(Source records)
* start *

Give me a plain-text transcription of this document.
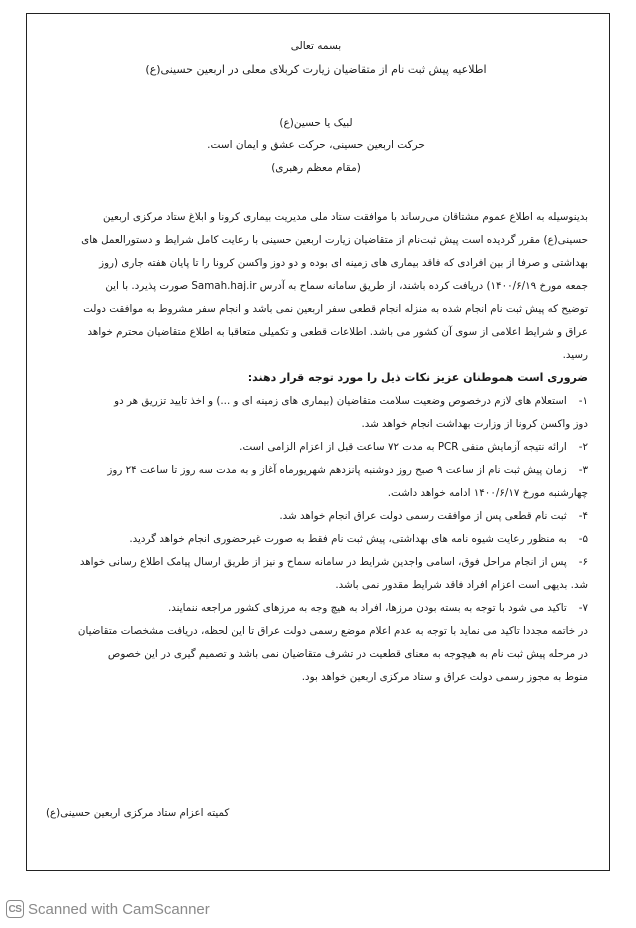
بسمه تعالی
اطلاعیه پیش ثبت نام از متقاضیان زیارت کربلای معلی در اربعین حسینی(ع)
لبیک یا حسین(ع)
حرکت اربعین حسینی، حرکت عشق و ایمان است.
(مقام معظم رهبری)
بدینوسیله به اطلاع عموم مشتاقان می‌رساند با موافقت ستاد ملی مدیریت بیماری کرونا و ابلاغ ستاد مرکزی اربعین
حسینی(ع) مقرر گردیده است پیش ثبت‌نام از متقاضیان زیارت اربعین حسینی با رعایت کامل شرایط و دستورالعمل های
بهداشتی و صرفا از بین افرادی که فاقد بیماری های زمینه ای بوده و دو دوز واکسن کرونا را تا پایان هفته جاری (روز
جمعه مورخ ۱۴۰۰/۶/۱۹) دریافت کرده باشند، از طریق سامانه سماح به آدرس Samah.haj.ir صورت پذیرد. با این
توضیح که پیش ثبت نام انجام شده به منزله انجام قطعی سفر اربعین نمی باشد و انجام سفر مشروط به موافقت دولت
عراق و شرایط اعلامی از سوی آن کشور می باشد. اطلاعات قطعی و تکمیلی متعاقبا به اطلاع متقاضیان محترم خواهد
رسید.
ضروری است هموطنان عزیز نکات ذیل را مورد توجه قرار دهند:
۱- استعلام های لازم درخصوص وضعیت سلامت متقاضیان (بیماری های زمینه ای و ...) و اخذ تایید تزریق هر دو
دوز واکسن کرونا از وزارت بهداشت انجام خواهد شد.
۲- ارائه نتیجه آزمایش منفی PCR به مدت ۷۲ ساعت قبل از اعزام الزامی است.
۳- زمان پیش ثبت نام از ساعت ۹ صبح روز دوشنبه پانزدهم شهریورماه آغاز و به مدت سه روز تا ساعت ۲۴ روز
چهارشنبه مورخ ۱۴۰۰/۶/۱۷ ادامه خواهد داشت.
۴- ثبت نام قطعی پس از موافقت رسمی دولت عراق انجام خواهد شد.
۵- به منظور رعایت شیوه نامه های بهداشتی، پیش ثبت نام فقط به صورت غیرحضوری انجام خواهد گردید.
۶- پس از انجام مراحل فوق، اسامی واجدین شرایط در سامانه سماح و نیز از طریق ارسال پیامک اطلاع رسانی خواهد
شد. بدیهی است اعزام افراد فاقد شرایط مقدور نمی باشد.
۷- تاکید می شود با توجه به بسته بودن مرزها، افراد به هیچ وجه به مرزهای کشور مراجعه ننمایند.
در خاتمه مجددا تاکید می نماید با توجه به عدم اعلام موضع رسمی دولت عراق تا این لحظه، دریافت مشخصات متقاضیان
در مرحله پیش ثبت نام به هیچوجه به معنای قطعیت در تشرف متقاضیان نمی باشد و تصمیم گیری در این خصوص
منوط به مجوز رسمی دولت عراق و ستاد مرکزی اربعین خواهد بود.
کمیته اعزام ستاد مرکزی اربعین حسینی(ع)
CS Scanned with CamScanner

* end *

In your copy of the records, include no pictures; repeat everything else exactly.

● **COMPLETE OUTPUT**
Give me a plain-text transcription of this document.
بسمه تعالی
اطلاعیه پیش ثبت نام از متقاضیان زیارت کربلای معلی در اربعین حسینی(ع)
لبیک یا حسین(ع)
حرکت اربعین حسینی، حرکت عشق و ایمان است.
(مقام معظم رهبری)
بدینوسیله به اطلاع عموم مشتاقان می‌رساند با موافقت ستاد ملی مدیریت بیماری کرونا و ابلاغ ستاد مرکزی اربعین
حسینی(ع) مقرر گردیده است پیش ثبت‌نام از متقاضیان زیارت اربعین حسینی با رعایت کامل شرایط و دستورالعمل های
بهداشتی و صرفا از بین افرادی که فاقد بیماری های زمینه ای بوده و دو دوز واکسن کرونا را تا پایان هفته جاری (روز
جمعه مورخ ۱۴۰۰/۶/۱۹) دریافت کرده باشند، از طریق سامانه سماح به آدرس Samah.haj.ir صورت پذیرد. با این
توضیح که پیش ثبت نام انجام شده به منزله انجام قطعی سفر اربعین نمی باشد و انجام سفر مشروط به موافقت دولت
عراق و شرایط اعلامی از سوی آن کشور می باشد. اطلاعات قطعی و تکمیلی متعاقبا به اطلاع متقاضیان محترم خواهد
رسید.
ضروری است هموطنان عزیز نکات ذیل را مورد توجه قرار دهند:
۱- استعلام های لازم درخصوص وضعیت سلامت متقاضیان (بیماری های زمینه ای و ...) و اخذ تایید تزریق هر دو
دوز واکسن کرونا از وزارت بهداشت انجام خواهد شد.
۲- ارائه نتیجه آزمایش منفی PCR به مدت ۷۲ ساعت قبل از اعزام الزامی است.
۳- زمان پیش ثبت نام از ساعت ۹ صبح روز دوشنبه پانزدهم شهریورماه آغاز و به مدت سه روز تا ساعت ۲۴ روز
چهارشنبه مورخ ۱۴۰۰/۶/۱۷ ادامه خواهد داشت.
۴- ثبت نام قطعی پس از موافقت رسمی دولت عراق انجام خواهد شد.
۵- به منظور رعایت شیوه نامه های بهداشتی، پیش ثبت نام فقط به صورت غیرحضوری انجام خواهد گردید.
۶- پس از انجام مراحل فوق، اسامی واجدین شرایط در سامانه سماح و نیز از طریق ارسال پیامک اطلاع رسانی خواهد
شد. بدیهی است اعزام افراد فاقد شرایط مقدور نمی باشد.
۷- تاکید می شود با توجه به بسته بودن مرزها، افراد به هیچ وجه به مرزهای کشور مراجعه ننمایند.
در خاتمه مجددا تاکید می نماید با توجه به عدم اعلام موضع رسمی دولت عراق تا این لحظه، دریافت مشخصات متقاضیان
در مرحله پیش ثبت نام به هیچوجه به معنای قطعیت در تشرف متقاضیان نمی باشد و تصمیم گیری در این خصوص
منوط به مجوز رسمی دولت عراق و ستاد مرکزی اربعین خواهد بود.
کمیته اعزام ستاد مرکزی اربعین حسینی(ع)
CS Scanned with CamScanner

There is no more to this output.